*What is asked*
- 1) In the review of the film The Birthday Party, what birthday gift does Meg buy Stanley?
- 2) Extend the review of The Birthday Party below, picking up right after its last sentence.

*Document*

>> START

About At the Pleasure of the Distortion

Previous Entry At the Pleasure of the Distortion Jun. 24th, 2018 @ 10:12 am Next Entry


Is it possible to like a film whose whole mission is to frustrate and unbalance the viewer? The Birthday Party, the 1968 film based on Harold Pinter's 1957 play, isn't exactly a relaxing experience. It certainly has a nice cast. I admire the ingenuity that went into it though I think it's no surprise we don't see its brand of wrecking ball post-modernism anymore.

Directed by William Friedkin, now best known for The Exorcist, the film version certainly channels some horror from the "comedy of menace". The premise seems mundane enough--a poor, middle aged couple live in and run a cheap boarding house, their only tenant being a young man named Stanley (Robert Shaw).



It seems generally agreed that Stanley is a wash-up, which possibly explains why he's constantly angry and filled with resentment. Or his angry and resentful because he's considered a wash-up? Meg (Dandy Nichols), half of the couple who owns the house, talks about how Stanley once had a career as a pianist, a career he might be exaggerating in stories to her. But she doesn't care--she sits gazing affectionately while he tells a story, something that seems to frustrate him.



It's possible Stanley in this is an reflection of Pinter himself since his frustration at Meg settling into enjoying his story seems to reflect the attitude of the film and play. Though, when she buys him a drum, thinking it's a suitable birthday gift for a pianist, one can understand a frustration with an audience whose affection doesn't seem to be based on an accurate perception of the artist.



The Wikipedia entry for the play goes through a list of many of the ways Pinter subverts his own exposition. Meg and her husband constantly talk about how it's a boarding house but Stanley insists its not a boarding house; the film's title refers to the party held to celebrate Stanley's birthday but Stanley insists it's not his birthday. But things don't get really strange until two strangers show up.

>> END

(Layout coordinate data)
>> START

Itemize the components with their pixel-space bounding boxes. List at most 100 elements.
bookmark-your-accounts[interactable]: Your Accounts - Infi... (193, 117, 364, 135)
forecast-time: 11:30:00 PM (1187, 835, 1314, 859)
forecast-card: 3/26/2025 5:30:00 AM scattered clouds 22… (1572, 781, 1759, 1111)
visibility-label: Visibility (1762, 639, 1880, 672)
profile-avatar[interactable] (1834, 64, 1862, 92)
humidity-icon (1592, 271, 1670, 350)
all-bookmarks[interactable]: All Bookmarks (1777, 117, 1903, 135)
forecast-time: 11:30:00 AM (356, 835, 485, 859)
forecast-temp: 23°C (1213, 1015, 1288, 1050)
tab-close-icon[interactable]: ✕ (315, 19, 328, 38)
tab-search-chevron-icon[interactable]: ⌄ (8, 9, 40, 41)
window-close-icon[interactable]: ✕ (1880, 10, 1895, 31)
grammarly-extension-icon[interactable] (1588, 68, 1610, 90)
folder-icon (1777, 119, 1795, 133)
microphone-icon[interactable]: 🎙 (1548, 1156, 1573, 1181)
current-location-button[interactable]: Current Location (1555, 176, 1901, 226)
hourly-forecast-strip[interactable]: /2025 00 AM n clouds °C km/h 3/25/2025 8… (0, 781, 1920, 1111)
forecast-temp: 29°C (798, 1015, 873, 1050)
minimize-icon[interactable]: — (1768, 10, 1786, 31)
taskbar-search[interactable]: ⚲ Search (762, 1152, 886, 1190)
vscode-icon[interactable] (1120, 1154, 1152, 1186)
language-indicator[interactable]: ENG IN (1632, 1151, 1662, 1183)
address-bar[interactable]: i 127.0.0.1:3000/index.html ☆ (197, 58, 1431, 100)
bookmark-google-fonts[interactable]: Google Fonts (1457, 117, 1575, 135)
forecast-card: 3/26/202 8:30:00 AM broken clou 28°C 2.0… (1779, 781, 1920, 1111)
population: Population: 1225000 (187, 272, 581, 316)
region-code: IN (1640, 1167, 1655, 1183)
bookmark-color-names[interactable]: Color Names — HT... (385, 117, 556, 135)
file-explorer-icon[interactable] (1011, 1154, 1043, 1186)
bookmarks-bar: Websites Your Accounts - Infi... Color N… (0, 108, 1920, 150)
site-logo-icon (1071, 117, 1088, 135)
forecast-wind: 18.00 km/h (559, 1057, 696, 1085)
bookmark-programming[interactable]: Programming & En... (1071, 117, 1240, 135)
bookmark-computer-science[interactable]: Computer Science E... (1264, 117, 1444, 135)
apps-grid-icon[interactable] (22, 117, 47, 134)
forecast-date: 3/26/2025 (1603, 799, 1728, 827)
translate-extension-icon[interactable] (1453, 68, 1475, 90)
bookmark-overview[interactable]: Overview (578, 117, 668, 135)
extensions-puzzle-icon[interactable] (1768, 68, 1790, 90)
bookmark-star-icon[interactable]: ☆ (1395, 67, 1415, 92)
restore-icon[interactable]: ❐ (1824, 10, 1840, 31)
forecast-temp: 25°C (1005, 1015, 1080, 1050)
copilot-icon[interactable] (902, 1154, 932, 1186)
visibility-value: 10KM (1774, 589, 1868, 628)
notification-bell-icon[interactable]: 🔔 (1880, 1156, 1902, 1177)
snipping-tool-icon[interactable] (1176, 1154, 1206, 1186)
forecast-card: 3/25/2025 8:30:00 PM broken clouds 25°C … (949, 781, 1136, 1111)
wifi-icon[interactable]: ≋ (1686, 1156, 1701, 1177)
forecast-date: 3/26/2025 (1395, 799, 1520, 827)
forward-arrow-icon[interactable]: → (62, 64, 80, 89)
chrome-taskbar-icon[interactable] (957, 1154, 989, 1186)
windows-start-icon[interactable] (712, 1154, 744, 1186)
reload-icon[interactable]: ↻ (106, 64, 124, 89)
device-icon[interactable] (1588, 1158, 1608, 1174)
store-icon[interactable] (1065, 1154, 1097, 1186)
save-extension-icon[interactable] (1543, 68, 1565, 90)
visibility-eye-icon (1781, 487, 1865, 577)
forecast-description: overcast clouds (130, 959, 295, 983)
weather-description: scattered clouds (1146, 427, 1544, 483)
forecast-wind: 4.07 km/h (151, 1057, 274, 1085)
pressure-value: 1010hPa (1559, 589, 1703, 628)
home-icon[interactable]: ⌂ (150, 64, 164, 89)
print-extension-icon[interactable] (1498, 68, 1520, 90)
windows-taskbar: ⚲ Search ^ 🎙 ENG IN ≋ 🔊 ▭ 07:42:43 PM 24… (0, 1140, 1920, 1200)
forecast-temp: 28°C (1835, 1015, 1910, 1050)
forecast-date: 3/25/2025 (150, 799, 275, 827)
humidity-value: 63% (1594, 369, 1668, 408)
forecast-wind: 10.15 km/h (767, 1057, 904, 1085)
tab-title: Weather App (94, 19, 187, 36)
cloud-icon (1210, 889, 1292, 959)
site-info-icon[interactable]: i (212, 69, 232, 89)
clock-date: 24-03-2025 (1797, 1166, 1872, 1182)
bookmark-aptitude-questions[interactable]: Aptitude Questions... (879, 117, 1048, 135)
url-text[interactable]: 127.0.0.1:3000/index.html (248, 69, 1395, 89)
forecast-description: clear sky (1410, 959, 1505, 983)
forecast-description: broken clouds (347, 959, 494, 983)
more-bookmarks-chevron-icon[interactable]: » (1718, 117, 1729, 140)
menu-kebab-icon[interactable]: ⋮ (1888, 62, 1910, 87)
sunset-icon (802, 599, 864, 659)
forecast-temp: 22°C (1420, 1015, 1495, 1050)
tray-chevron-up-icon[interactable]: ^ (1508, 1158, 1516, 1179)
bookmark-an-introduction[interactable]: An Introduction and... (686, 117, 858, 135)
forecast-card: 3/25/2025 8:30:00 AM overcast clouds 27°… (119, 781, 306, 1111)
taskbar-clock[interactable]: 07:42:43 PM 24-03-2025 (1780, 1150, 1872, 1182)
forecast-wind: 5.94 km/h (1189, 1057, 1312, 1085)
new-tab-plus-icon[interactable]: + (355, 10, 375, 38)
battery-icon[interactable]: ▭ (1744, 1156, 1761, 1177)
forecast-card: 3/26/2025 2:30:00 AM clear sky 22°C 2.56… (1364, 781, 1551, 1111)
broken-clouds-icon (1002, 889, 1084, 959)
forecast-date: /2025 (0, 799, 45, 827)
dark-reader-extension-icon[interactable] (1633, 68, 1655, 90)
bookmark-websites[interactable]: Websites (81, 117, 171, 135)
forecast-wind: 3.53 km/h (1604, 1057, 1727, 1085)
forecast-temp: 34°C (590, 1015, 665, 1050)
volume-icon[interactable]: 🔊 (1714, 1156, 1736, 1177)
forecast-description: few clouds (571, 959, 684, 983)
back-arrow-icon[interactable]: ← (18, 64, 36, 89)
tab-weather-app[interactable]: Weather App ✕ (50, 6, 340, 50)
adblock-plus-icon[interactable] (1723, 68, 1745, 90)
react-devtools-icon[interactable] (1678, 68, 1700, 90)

>> END

*Expected answers*
- 1) A drum.

- 2)
McCann (Patrick Magee) and Goldberg (Sydney Tafter) speak to each other in tones of hushed urgency but Goldberg is broadly genial with everyone else while McCann is quiet and morose. They say they're in town for "a short holiday" but the impression given is that they have some secret hidden motive. Stanley seems to think they're there for him and there's a suggestion of some past association with them. Maybe they're gangsters, we never find out. As they are members of two of the most persecuted peoples in history, the Irish and the Jews, there's a suggestion of politics. Stanley gushes to McCann about how much he loves the Irish and would be happy to drink with him and I wondered if the two strangers were meant to be manifestations of symbols for a political cause Stanley (or Pinter) once belonged to, now felt alienated from, and now feels threatened by as reminders of his ideological infidelity.



McCann in particular has a partisan quality. He's deeply offended when Meg mixes Irish and Scotch whiskies. Magee is well suited to the ambiguous, possibly symbolic role; he's just so wonderfully weird.



Pinter grew up in a Jewish family but later became an atheist which would fit with Stanley's feelings of guilt regarding Goldberg. In another bit of destabilisation, McCann says Goldberg has "always been a good Christian." Despite his name and his frequent use of Yiddish words, Goldberg only replies, "In a way." The story never allows Stanley, or us, a confirmation of any impression which means there are always teasing possibilities in everything. Some might call it a freedom but Stanley seems more and more confined until by the end of the film he can't even speak.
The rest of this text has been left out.